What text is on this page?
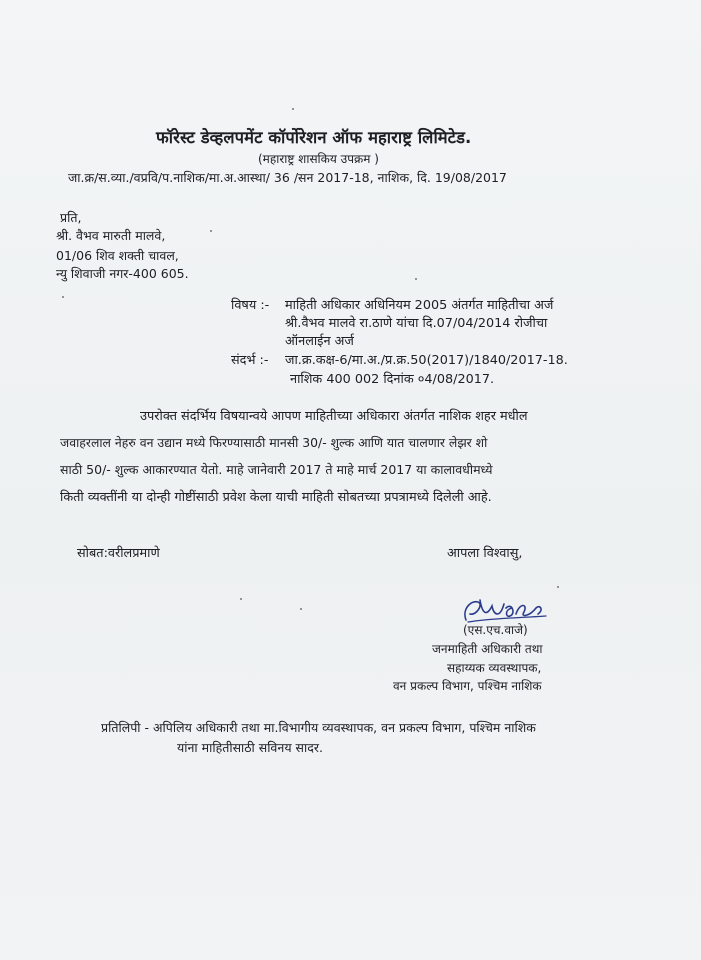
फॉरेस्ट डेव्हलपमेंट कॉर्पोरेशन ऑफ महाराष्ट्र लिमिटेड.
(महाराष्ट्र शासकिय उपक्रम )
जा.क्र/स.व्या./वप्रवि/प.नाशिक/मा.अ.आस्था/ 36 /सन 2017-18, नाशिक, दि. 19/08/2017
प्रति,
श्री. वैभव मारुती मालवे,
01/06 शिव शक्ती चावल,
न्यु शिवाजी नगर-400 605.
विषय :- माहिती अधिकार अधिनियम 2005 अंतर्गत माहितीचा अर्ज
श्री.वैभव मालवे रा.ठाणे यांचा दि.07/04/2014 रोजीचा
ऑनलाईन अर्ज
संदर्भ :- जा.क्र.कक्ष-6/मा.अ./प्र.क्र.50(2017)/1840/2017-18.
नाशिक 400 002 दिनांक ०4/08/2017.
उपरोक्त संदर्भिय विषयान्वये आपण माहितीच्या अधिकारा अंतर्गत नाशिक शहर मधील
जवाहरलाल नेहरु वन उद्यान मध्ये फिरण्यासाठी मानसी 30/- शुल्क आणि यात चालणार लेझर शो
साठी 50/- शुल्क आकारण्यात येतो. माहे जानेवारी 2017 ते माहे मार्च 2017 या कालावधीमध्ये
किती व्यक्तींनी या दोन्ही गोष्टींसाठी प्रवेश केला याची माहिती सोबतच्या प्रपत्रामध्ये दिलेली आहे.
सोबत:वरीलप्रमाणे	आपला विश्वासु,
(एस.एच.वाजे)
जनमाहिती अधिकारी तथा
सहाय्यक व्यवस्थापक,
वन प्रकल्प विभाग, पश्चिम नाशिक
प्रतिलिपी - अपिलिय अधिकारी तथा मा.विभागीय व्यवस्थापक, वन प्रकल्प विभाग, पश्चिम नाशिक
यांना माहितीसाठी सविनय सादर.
=====
_Requirement_. Skip the pictures and transcribe the rest of the records exactly.

_Expected answer_.
What text is on this page?
फॉरेस्ट डेव्हलपमेंट कॉर्पोरेशन ऑफ महाराष्ट्र लिमिटेड.
(महाराष्ट्र शासकिय उपक्रम )
जा.क्र/स.व्या./वप्रवि/प.नाशिक/मा.अ.आस्था/ 36 /सन 2017-18, नाशिक, दि. 19/08/2017
प्रति,
श्री. वैभव मारुती मालवे,
01/06 शिव शक्ती चावल,
न्यु शिवाजी नगर-400 605.
विषय :- माहिती अधिकार अधिनियम 2005 अंतर्गत माहितीचा अर्ज
श्री.वैभव मालवे रा.ठाणे यांचा दि.07/04/2014 रोजीचा
ऑनलाईन अर्ज
संदर्भ :- जा.क्र.कक्ष-6/मा.अ./प्र.क्र.50(2017)/1840/2017-18.
नाशिक 400 002 दिनांक ०4/08/2017.
उपरोक्त संदर्भिय विषयान्वये आपण माहितीच्या अधिकारा अंतर्गत नाशिक शहर मधील
जवाहरलाल नेहरु वन उद्यान मध्ये फिरण्यासाठी मानसी 30/- शुल्क आणि यात चालणार लेझर शो
साठी 50/- शुल्क आकारण्यात येतो. माहे जानेवारी 2017 ते माहे मार्च 2017 या कालावधीमध्ये
किती व्यक्तींनी या दोन्ही गोष्टींसाठी प्रवेश केला याची माहिती सोबतच्या प्रपत्रामध्ये दिलेली आहे.
सोबत:वरीलप्रमाणे	आपला विश्वासु,
(एस.एच.वाजे)
जनमाहिती अधिकारी तथा
सहाय्यक व्यवस्थापक,
वन प्रकल्प विभाग, पश्चिम नाशिक
प्रतिलिपी - अपिलिय अधिकारी तथा मा.विभागीय व्यवस्थापक, वन प्रकल्प विभाग, पश्चिम नाशिक
यांना माहितीसाठी सविनय सादर.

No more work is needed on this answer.